Return every record exactly as written.

[Records about charts and figures]
"""
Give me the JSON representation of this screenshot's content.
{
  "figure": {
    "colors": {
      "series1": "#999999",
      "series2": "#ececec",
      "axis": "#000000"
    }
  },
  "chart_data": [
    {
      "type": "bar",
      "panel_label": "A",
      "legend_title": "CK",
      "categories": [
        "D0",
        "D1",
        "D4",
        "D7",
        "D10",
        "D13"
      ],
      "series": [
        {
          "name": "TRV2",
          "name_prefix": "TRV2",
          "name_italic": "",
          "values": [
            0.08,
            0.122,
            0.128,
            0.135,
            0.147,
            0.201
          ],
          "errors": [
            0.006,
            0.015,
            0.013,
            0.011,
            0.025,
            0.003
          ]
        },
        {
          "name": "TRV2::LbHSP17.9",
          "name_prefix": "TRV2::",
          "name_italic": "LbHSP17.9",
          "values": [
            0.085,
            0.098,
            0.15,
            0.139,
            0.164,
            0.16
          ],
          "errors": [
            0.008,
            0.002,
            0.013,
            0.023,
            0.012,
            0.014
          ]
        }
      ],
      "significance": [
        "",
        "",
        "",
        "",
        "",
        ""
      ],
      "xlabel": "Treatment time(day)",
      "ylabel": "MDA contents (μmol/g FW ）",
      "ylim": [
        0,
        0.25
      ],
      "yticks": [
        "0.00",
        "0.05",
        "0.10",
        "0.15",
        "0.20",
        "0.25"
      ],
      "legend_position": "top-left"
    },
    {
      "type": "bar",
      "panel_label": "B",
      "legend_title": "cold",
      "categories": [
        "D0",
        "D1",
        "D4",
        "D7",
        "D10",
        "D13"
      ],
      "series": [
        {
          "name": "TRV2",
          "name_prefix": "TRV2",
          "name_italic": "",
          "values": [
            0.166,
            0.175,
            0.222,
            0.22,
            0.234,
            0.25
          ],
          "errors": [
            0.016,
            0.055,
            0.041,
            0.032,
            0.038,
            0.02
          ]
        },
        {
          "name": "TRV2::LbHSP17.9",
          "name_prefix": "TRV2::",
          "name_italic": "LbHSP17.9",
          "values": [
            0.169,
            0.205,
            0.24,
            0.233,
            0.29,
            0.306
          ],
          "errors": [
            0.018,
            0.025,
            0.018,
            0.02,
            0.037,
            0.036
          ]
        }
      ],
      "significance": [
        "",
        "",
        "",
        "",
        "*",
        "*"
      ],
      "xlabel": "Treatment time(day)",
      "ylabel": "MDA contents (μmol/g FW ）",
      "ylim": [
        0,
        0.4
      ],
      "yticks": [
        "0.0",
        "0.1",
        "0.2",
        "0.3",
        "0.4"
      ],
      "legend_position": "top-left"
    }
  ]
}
"""
**ANSWER FOR THE TASK**.
Give me the JSON representation of this screenshot's content.
{
  "figure": {
    "colors": {
      "series1": "#999999",
      "series2": "#ececec",
      "axis": "#000000"
    }
  },
  "chart_data": [
    {
      "type": "bar",
      "panel_label": "A",
      "legend_title": "CK",
      "categories": [
        "D0",
        "D1",
        "D4",
        "D7",
        "D10",
        "D13"
      ],
      "series": [
        {
          "name": "TRV2",
          "name_prefix": "TRV2",
          "name_italic": "",
          "values": [
            0.08,
            0.122,
            0.128,
            0.135,
            0.147,
            0.201
          ],
          "errors": [
            0.006,
            0.015,
            0.013,
            0.011,
            0.025,
            0.003
          ]
        },
        {
          "name": "TRV2::LbHSP17.9",
          "name_prefix": "TRV2::",
          "name_italic": "LbHSP17.9",
          "values": [
            0.085,
            0.098,
            0.15,
            0.139,
            0.164,
            0.16
          ],
          "errors": [
            0.008,
            0.002,
            0.013,
            0.023,
            0.012,
            0.014
          ]
        }
      ],
      "significance": [
        "",
        "",
        "",
        "",
        "",
        ""
      ],
      "xlabel": "Treatment time(day)",
      "ylabel": "MDA contents (μmol/g FW ）",
      "ylim": [
        0,
        0.25
      ],
      "yticks": [
        "0.00",
        "0.05",
        "0.10",
        "0.15",
        "0.20",
        "0.25"
      ],
      "legend_position": "top-left"
    },
    {
      "type": "bar",
      "panel_label": "B",
      "legend_title": "cold",
      "categories": [
        "D0",
        "D1",
        "D4",
        "D7",
        "D10",
        "D13"
      ],
      "series": [
        {
          "name": "TRV2",
          "name_prefix": "TRV2",
          "name_italic": "",
          "values": [
            0.166,
            0.175,
            0.222,
            0.22,
            0.234,
            0.25
          ],
          "errors": [
            0.016,
            0.055,
            0.041,
            0.032,
            0.038,
            0.02
          ]
        },
        {
          "name": "TRV2::LbHSP17.9",
          "name_prefix": "TRV2::",
          "name_italic": "LbHSP17.9",
          "values": [
            0.169,
            0.205,
            0.24,
            0.233,
            0.29,
            0.306
          ],
          "errors": [
            0.018,
            0.025,
            0.018,
            0.02,
            0.037,
            0.036
          ]
        }
      ],
      "significance": [
        "",
        "",
        "",
        "",
        "*",
        "*"
      ],
      "xlabel": "Treatment time(day)",
      "ylabel": "MDA contents (μmol/g FW ）",
      "ylim": [
        0,
        0.4
      ],
      "yticks": [
        "0.0",
        "0.1",
        "0.2",
        "0.3",
        "0.4"
      ],
      "legend_position": "top-left"
    }
  ]
}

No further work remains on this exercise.